(Labeled region entries)
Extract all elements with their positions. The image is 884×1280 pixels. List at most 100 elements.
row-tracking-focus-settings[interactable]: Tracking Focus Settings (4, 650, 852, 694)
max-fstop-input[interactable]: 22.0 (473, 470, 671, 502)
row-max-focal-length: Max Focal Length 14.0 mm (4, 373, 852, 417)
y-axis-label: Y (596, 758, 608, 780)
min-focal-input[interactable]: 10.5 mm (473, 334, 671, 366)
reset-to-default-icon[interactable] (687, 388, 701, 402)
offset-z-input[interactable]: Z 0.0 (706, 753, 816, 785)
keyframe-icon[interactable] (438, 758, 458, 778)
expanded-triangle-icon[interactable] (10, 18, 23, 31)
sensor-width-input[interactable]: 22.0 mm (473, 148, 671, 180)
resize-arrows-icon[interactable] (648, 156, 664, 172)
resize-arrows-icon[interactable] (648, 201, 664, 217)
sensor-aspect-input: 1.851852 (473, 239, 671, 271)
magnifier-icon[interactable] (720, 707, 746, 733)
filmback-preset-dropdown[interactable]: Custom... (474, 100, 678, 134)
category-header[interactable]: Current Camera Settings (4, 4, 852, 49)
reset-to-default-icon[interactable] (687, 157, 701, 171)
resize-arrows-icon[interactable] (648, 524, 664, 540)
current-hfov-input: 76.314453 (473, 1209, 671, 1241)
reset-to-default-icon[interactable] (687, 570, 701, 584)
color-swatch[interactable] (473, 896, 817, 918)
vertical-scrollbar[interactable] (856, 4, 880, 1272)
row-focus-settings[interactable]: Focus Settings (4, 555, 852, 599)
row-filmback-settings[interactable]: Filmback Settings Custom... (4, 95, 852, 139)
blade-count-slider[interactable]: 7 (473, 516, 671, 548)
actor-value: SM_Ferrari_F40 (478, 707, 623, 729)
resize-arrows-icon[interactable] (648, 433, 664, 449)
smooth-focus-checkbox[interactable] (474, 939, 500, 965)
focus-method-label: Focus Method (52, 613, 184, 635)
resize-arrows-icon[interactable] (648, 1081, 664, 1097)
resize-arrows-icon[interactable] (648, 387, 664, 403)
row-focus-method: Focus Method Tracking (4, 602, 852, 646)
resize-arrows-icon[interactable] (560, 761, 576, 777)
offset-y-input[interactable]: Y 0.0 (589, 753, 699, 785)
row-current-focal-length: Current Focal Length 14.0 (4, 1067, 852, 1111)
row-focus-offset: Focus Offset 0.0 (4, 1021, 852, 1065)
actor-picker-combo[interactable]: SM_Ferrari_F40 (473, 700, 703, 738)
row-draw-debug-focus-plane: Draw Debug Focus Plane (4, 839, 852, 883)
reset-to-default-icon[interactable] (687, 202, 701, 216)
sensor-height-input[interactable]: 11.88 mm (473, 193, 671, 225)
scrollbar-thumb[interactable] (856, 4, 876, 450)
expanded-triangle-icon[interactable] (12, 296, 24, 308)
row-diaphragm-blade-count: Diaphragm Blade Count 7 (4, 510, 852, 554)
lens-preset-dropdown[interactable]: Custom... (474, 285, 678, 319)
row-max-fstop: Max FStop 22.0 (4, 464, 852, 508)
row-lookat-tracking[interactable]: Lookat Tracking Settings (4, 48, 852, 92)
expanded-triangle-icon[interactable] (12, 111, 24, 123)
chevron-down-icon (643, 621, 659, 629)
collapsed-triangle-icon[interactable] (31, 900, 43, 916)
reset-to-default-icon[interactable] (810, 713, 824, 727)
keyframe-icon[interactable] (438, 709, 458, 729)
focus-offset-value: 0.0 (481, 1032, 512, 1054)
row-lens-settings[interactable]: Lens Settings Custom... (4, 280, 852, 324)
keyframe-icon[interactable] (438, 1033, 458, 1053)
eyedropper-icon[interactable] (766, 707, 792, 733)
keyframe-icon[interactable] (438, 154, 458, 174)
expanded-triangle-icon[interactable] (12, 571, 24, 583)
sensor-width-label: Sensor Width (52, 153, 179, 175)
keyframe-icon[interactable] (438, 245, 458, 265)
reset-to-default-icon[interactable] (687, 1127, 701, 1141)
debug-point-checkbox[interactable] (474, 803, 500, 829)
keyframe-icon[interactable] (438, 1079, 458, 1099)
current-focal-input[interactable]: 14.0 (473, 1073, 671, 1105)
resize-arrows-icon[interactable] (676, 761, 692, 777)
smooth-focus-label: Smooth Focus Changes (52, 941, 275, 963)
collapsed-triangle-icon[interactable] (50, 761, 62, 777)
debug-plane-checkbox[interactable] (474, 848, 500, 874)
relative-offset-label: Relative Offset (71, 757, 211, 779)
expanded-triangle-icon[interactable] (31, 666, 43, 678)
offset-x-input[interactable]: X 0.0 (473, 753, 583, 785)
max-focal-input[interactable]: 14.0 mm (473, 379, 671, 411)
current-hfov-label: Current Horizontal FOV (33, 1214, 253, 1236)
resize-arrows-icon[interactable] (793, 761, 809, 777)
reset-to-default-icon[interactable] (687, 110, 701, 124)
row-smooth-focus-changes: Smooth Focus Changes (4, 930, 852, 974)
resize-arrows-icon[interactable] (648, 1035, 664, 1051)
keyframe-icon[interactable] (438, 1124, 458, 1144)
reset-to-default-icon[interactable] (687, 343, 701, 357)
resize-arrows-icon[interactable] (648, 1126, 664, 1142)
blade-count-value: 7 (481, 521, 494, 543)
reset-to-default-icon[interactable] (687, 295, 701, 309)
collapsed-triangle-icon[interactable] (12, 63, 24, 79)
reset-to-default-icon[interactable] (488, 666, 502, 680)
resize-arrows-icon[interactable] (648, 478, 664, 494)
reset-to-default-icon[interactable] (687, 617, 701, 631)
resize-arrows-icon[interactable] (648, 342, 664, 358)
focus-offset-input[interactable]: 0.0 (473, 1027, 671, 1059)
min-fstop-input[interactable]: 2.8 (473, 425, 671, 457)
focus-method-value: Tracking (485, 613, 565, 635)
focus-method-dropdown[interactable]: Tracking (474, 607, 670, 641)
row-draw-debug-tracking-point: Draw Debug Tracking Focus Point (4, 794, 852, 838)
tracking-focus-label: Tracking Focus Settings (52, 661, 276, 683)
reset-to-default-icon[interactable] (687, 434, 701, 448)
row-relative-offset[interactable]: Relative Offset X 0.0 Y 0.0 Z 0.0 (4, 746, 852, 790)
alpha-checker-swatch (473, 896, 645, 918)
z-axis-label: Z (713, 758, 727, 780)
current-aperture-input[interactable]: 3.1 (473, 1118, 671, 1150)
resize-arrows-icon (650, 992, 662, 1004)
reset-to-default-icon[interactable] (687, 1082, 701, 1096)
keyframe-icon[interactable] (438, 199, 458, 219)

[Requirements] Retype every line of the items above with no changes.

[Result below]
Extract all elements with their positions. The image is 884×1280 pixels. List at most 100 elements.
row-tracking-focus-settings[interactable]: Tracking Focus Settings (4, 650, 852, 694)
max-fstop-input[interactable]: 22.0 (473, 470, 671, 502)
row-max-focal-length: Max Focal Length 14.0 mm (4, 373, 852, 417)
y-axis-label: Y (596, 758, 608, 780)
min-focal-input[interactable]: 10.5 mm (473, 334, 671, 366)
reset-to-default-icon[interactable] (687, 388, 701, 402)
offset-z-input[interactable]: Z 0.0 (706, 753, 816, 785)
keyframe-icon[interactable] (438, 758, 458, 778)
expanded-triangle-icon[interactable] (10, 18, 23, 31)
sensor-width-input[interactable]: 22.0 mm (473, 148, 671, 180)
resize-arrows-icon[interactable] (648, 156, 664, 172)
resize-arrows-icon[interactable] (648, 201, 664, 217)
sensor-aspect-input: 1.851852 (473, 239, 671, 271)
magnifier-icon[interactable] (720, 707, 746, 733)
filmback-preset-dropdown[interactable]: Custom... (474, 100, 678, 134)
category-header[interactable]: Current Camera Settings (4, 4, 852, 49)
reset-to-default-icon[interactable] (687, 157, 701, 171)
resize-arrows-icon[interactable] (648, 524, 664, 540)
current-hfov-input: 76.314453 (473, 1209, 671, 1241)
reset-to-default-icon[interactable] (687, 570, 701, 584)
color-swatch[interactable] (473, 896, 817, 918)
vertical-scrollbar[interactable] (856, 4, 880, 1272)
row-focus-settings[interactable]: Focus Settings (4, 555, 852, 599)
row-filmback-settings[interactable]: Filmback Settings Custom... (4, 95, 852, 139)
blade-count-slider[interactable]: 7 (473, 516, 671, 548)
actor-value: SM_Ferrari_F40 (478, 707, 623, 729)
resize-arrows-icon[interactable] (648, 433, 664, 449)
smooth-focus-checkbox[interactable] (474, 939, 500, 965)
focus-method-label: Focus Method (52, 613, 184, 635)
resize-arrows-icon[interactable] (648, 1081, 664, 1097)
resize-arrows-icon[interactable] (648, 387, 664, 403)
row-focus-method: Focus Method Tracking (4, 602, 852, 646)
resize-arrows-icon[interactable] (560, 761, 576, 777)
offset-y-input[interactable]: Y 0.0 (589, 753, 699, 785)
row-current-focal-length: Current Focal Length 14.0 (4, 1067, 852, 1111)
row-focus-offset: Focus Offset 0.0 (4, 1021, 852, 1065)
actor-picker-combo[interactable]: SM_Ferrari_F40 (473, 700, 703, 738)
row-draw-debug-focus-plane: Draw Debug Focus Plane (4, 839, 852, 883)
reset-to-default-icon[interactable] (687, 202, 701, 216)
sensor-height-input[interactable]: 11.88 mm (473, 193, 671, 225)
scrollbar-thumb[interactable] (856, 4, 876, 450)
expanded-triangle-icon[interactable] (12, 296, 24, 308)
row-diaphragm-blade-count: Diaphragm Blade Count 7 (4, 510, 852, 554)
lens-preset-dropdown[interactable]: Custom... (474, 285, 678, 319)
row-max-fstop: Max FStop 22.0 (4, 464, 852, 508)
row-lookat-tracking[interactable]: Lookat Tracking Settings (4, 48, 852, 92)
expanded-triangle-icon[interactable] (12, 111, 24, 123)
chevron-down-icon (643, 621, 659, 629)
collapsed-triangle-icon[interactable] (31, 900, 43, 916)
reset-to-default-icon[interactable] (810, 713, 824, 727)
keyframe-icon[interactable] (438, 709, 458, 729)
focus-offset-value: 0.0 (481, 1032, 512, 1054)
row-lens-settings[interactable]: Lens Settings Custom... (4, 280, 852, 324)
keyframe-icon[interactable] (438, 1033, 458, 1053)
eyedropper-icon[interactable] (766, 707, 792, 733)
keyframe-icon[interactable] (438, 154, 458, 174)
expanded-triangle-icon[interactable] (12, 571, 24, 583)
sensor-width-label: Sensor Width (52, 153, 179, 175)
keyframe-icon[interactable] (438, 245, 458, 265)
reset-to-default-icon[interactable] (687, 1127, 701, 1141)
debug-point-checkbox[interactable] (474, 803, 500, 829)
keyframe-icon[interactable] (438, 1079, 458, 1099)
current-focal-input[interactable]: 14.0 (473, 1073, 671, 1105)
resize-arrows-icon[interactable] (676, 761, 692, 777)
smooth-focus-label: Smooth Focus Changes (52, 941, 275, 963)
collapsed-triangle-icon[interactable] (50, 761, 62, 777)
debug-plane-checkbox[interactable] (474, 848, 500, 874)
relative-offset-label: Relative Offset (71, 757, 211, 779)
expanded-triangle-icon[interactable] (31, 666, 43, 678)
offset-x-input[interactable]: X 0.0 (473, 753, 583, 785)
max-focal-input[interactable]: 14.0 mm (473, 379, 671, 411)
current-hfov-label: Current Horizontal FOV (33, 1214, 253, 1236)
resize-arrows-icon[interactable] (793, 761, 809, 777)
reset-to-default-icon[interactable] (687, 110, 701, 124)
row-smooth-focus-changes: Smooth Focus Changes (4, 930, 852, 974)
resize-arrows-icon[interactable] (648, 1035, 664, 1051)
keyframe-icon[interactable] (438, 1124, 458, 1144)
reset-to-default-icon[interactable] (687, 343, 701, 357)
resize-arrows-icon[interactable] (648, 1126, 664, 1142)
blade-count-value: 7 (481, 521, 494, 543)
reset-to-default-icon[interactable] (687, 295, 701, 309)
collapsed-triangle-icon[interactable] (12, 63, 24, 79)
reset-to-default-icon[interactable] (488, 666, 502, 680)
resize-arrows-icon[interactable] (648, 478, 664, 494)
reset-to-default-icon[interactable] (687, 617, 701, 631)
resize-arrows-icon[interactable] (648, 342, 664, 358)
focus-offset-input[interactable]: 0.0 (473, 1027, 671, 1059)
min-fstop-input[interactable]: 2.8 (473, 425, 671, 457)
focus-method-value: Tracking (485, 613, 565, 635)
focus-method-dropdown[interactable]: Tracking (474, 607, 670, 641)
row-draw-debug-tracking-point: Draw Debug Tracking Focus Point (4, 794, 852, 838)
tracking-focus-label: Tracking Focus Settings (52, 661, 276, 683)
reset-to-default-icon[interactable] (687, 434, 701, 448)
row-relative-offset[interactable]: Relative Offset X 0.0 Y 0.0 Z 0.0 (4, 746, 852, 790)
alpha-checker-swatch (473, 896, 645, 918)
z-axis-label: Z (713, 758, 727, 780)
current-aperture-input[interactable]: 3.1 (473, 1118, 671, 1150)
resize-arrows-icon (650, 992, 662, 1004)
reset-to-default-icon[interactable] (687, 1082, 701, 1096)
keyframe-icon[interactable] (438, 199, 458, 219)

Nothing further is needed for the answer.